§ Directive
Search the records for "durch" and copy each line that holds it.
== Entries ==
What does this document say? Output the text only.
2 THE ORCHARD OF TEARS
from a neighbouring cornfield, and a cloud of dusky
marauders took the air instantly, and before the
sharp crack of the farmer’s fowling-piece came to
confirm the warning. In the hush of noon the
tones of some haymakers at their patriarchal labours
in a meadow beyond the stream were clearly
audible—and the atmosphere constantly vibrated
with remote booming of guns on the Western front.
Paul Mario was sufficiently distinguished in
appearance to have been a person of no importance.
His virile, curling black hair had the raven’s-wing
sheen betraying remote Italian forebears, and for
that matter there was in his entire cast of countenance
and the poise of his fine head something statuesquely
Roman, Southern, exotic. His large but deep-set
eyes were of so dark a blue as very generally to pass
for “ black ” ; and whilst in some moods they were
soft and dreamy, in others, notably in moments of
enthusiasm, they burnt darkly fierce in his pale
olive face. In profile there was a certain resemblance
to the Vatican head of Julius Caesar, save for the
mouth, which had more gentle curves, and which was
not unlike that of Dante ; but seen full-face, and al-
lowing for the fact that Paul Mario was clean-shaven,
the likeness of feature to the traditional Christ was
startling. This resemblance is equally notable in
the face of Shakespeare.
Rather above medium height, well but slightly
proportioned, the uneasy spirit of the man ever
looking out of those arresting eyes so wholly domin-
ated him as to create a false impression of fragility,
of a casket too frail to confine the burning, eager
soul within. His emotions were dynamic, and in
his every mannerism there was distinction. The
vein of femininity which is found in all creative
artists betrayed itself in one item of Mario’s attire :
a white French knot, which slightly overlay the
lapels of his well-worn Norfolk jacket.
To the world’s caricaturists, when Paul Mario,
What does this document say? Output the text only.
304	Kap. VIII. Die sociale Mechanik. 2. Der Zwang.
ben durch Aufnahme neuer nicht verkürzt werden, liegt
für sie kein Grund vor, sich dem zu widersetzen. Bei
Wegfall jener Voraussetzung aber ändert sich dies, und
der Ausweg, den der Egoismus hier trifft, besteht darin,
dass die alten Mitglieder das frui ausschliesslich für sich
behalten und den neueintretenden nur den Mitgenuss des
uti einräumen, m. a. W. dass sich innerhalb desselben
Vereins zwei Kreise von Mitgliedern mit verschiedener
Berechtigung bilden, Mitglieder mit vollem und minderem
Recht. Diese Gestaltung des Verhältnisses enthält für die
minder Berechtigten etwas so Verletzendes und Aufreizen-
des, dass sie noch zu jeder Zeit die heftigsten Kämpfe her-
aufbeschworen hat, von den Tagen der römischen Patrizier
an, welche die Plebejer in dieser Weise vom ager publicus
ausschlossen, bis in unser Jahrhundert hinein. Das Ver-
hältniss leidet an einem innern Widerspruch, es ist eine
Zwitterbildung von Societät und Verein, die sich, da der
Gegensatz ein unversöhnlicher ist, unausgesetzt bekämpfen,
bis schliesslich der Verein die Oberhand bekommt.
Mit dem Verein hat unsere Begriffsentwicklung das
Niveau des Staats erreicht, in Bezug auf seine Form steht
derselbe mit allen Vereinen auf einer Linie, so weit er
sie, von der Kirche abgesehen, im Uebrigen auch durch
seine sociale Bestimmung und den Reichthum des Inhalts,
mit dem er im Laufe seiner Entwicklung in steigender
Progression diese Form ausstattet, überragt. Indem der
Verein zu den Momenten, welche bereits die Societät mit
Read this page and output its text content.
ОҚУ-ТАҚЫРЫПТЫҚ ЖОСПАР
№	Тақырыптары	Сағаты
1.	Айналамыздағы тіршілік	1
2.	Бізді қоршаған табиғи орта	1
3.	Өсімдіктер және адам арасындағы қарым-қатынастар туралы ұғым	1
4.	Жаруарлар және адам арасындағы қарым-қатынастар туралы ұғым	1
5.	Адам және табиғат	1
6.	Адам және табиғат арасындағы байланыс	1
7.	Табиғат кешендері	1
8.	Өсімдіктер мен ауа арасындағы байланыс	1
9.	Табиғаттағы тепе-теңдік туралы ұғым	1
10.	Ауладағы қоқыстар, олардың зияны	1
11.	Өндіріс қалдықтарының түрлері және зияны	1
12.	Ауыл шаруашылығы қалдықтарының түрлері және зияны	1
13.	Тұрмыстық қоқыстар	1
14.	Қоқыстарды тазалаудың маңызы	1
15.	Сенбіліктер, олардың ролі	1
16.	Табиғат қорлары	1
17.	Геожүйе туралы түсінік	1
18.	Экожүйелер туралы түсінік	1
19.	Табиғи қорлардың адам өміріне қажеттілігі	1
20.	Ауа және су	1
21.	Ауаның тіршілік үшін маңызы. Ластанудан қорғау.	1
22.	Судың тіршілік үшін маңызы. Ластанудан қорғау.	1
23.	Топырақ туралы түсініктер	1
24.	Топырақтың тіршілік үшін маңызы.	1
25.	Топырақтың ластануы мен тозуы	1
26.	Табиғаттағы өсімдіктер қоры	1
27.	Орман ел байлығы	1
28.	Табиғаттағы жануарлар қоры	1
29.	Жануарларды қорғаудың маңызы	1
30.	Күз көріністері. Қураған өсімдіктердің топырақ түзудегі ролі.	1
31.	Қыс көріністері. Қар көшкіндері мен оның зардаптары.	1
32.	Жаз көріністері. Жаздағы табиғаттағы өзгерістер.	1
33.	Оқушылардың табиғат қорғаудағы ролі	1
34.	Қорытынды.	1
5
===
§ Problem solution
ben durch Aufnahme neuer nicht verkürzt werden, liegt
sie, von der Kirche abgesehen, im Uebrigen auch durch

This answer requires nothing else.